**What is expected:** Your task is to restate the data word for word.

**Dataset extract:**
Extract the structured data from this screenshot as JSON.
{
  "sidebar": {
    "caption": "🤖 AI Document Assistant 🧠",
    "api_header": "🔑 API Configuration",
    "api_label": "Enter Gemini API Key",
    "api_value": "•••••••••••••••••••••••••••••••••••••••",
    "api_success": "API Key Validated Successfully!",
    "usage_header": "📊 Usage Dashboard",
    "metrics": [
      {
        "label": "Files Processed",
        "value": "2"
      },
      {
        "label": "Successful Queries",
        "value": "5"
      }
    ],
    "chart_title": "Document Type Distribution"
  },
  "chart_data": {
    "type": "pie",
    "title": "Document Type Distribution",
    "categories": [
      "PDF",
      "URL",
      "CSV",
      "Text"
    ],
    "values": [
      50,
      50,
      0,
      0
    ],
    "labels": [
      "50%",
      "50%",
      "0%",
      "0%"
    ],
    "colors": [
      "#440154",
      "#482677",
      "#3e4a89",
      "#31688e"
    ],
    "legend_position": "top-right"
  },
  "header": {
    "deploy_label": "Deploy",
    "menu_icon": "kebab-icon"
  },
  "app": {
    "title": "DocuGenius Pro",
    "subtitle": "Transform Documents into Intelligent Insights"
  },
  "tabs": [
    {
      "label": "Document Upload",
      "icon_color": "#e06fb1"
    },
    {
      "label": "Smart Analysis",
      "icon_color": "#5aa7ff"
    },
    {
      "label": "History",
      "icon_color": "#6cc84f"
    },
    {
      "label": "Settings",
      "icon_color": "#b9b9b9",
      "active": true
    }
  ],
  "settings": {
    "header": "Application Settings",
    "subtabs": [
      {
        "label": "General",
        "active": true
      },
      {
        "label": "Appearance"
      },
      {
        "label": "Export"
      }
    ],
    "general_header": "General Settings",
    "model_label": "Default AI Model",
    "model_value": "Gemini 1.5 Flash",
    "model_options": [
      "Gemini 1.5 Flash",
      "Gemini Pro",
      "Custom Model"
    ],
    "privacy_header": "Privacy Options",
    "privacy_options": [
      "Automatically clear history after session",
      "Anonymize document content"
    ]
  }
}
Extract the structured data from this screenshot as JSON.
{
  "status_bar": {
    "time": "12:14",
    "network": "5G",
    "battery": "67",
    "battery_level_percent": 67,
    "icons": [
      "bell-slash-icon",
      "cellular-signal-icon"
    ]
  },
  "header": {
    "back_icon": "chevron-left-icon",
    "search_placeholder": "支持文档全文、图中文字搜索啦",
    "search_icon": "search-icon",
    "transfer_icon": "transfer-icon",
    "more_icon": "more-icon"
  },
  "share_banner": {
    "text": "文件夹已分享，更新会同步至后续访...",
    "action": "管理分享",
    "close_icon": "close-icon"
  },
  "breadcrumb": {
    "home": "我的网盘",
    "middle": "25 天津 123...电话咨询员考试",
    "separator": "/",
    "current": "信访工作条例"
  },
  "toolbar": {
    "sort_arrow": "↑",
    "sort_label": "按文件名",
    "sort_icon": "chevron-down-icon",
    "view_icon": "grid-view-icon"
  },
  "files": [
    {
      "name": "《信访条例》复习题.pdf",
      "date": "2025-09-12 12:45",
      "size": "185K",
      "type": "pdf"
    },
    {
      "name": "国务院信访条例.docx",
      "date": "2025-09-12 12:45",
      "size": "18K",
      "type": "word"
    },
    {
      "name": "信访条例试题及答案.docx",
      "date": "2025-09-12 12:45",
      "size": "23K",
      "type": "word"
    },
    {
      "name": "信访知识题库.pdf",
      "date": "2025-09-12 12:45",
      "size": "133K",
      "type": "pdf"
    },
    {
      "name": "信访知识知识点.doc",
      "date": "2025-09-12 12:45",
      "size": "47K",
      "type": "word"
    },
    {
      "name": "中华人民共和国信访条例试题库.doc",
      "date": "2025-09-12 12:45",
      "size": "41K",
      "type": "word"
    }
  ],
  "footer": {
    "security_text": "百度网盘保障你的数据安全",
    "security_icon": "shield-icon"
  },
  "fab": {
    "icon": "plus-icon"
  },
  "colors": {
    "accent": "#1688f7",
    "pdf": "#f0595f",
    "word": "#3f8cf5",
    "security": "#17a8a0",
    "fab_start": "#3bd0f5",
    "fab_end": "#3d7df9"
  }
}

**Problem solution:**
Extract the structured data from this screenshot as JSON.
{
  "sidebar": {
    "caption": "🤖 AI Document Assistant 🧠",
    "api_header": "🔑 API Configuration",
    "api_label": "Enter Gemini API Key",
    "api_value": "•••••••••••••••••••••••••••••••••••••••",
    "api_success": "API Key Validated Successfully!",
    "usage_header": "📊 Usage Dashboard",
    "metrics": [
      {
        "label": "Files Processed",
        "value": "2"
      },
      {
        "label": "Successful Queries",
        "value": "5"
      }
    ],
    "chart_title": "Document Type Distribution"
  },
  "chart_data": {
    "type": "pie",
    "title": "Document Type Distribution",
    "categories": [
      "PDF",
      "URL",
      "CSV",
      "Text"
    ],
    "values": [
      50,
      50,
      0,
      0
    ],
    "labels": [
      "50%",
      "50%",
      "0%",
      "0%"
    ],
    "colors": [
      "#440154",
      "#482677",
      "#3e4a89",
      "#31688e"
    ],
    "legend_position": "top-right"
  },
  "header": {
    "deploy_label": "Deploy",
    "menu_icon": "kebab-icon"
  },
  "app": {
    "title": "DocuGenius Pro",
    "subtitle": "Transform Documents into Intelligent Insights"
  },
  "tabs": [
    {
      "label": "Document Upload",
      "icon_color": "#e06fb1"
    },
    {
      "label": "Smart Analysis",
      "icon_color": "#5aa7ff"
    },
    {
      "label": "History",
      "icon_color": "#6cc84f"
    },
    {
      "label": "Settings",
      "icon_color": "#b9b9b9",
      "active": true
    }
  ],
  "settings": {
    "header": "Application Settings",
    "subtabs": [
      {
        "label": "General",
        "active": true
      },
      {
        "label": "Appearance"
      },
      {
        "label": "Export"
      }
    ],
    "general_header": "General Settings",
    "model_label": "Default AI Model",
    "model_value": "Gemini 1.5 Flash",
    "model_options": [
      "Gemini 1.5 Flash",
      "Gemini Pro",
      "Custom Model"
    ],
    "privacy_header": "Privacy Options",
    "privacy_options": [
      "Automatically clear history after session",
      "Anonymize document content"
    ]
  }
}
Extract the structured data from this screenshot as JSON.
{
  "status_bar": {
    "time": "12:14",
    "network": "5G",
    "battery": "67",
    "battery_level_percent": 67,
    "icons": [
      "bell-slash-icon",
      "cellular-signal-icon"
    ]
  },
  "header": {
    "back_icon": "chevron-left-icon",
    "search_placeholder": "支持文档全文、图中文字搜索啦",
    "search_icon": "search-icon",
    "transfer_icon": "transfer-icon",
    "more_icon": "more-icon"
  },
  "share_banner": {
    "text": "文件夹已分享，更新会同步至后续访...",
    "action": "管理分享",
    "close_icon": "close-icon"
  },
  "breadcrumb": {
    "home": "我的网盘",
    "middle": "25 天津 123...电话咨询员考试",
    "separator": "/",
    "current": "信访工作条例"
  },
  "toolbar": {
    "sort_arrow": "↑",
    "sort_label": "按文件名",
    "sort_icon": "chevron-down-icon",
    "view_icon": "grid-view-icon"
  },
  "files": [
    {
      "name": "《信访条例》复习题.pdf",
      "date": "2025-09-12 12:45",
      "size": "185K",
      "type": "pdf"
    },
    {
      "name": "国务院信访条例.docx",
      "date": "2025-09-12 12:45",
      "size": "18K",
      "type": "word"
    },
    {
      "name": "信访条例试题及答案.docx",
      "date": "2025-09-12 12:45",
      "size": "23K",
      "type": "word"
    },
    {
      "name": "信访知识题库.pdf",
      "date": "2025-09-12 12:45",
      "size": "133K",
      "type": "pdf"
    },
    {
      "name": "信访知识知识点.doc",
      "date": "2025-09-12 12:45",
      "size": "47K",
      "type": "word"
    },
    {
      "name": "中华人民共和国信访条例试题库.doc",
      "date": "2025-09-12 12:45",
      "size": "41K",
      "type": "word"
    }
  ],
  "footer": {
    "security_text": "百度网盘保障你的数据安全",
    "security_icon": "shield-icon"
  },
  "fab": {
    "icon": "plus-icon"
  },
  "colors": {
    "accent": "#1688f7",
    "pdf": "#f0595f",
    "word": "#3f8cf5",
    "security": "#17a8a0",
    "fab_start": "#3bd0f5",
    "fab_end": "#3d7df9"
  }
}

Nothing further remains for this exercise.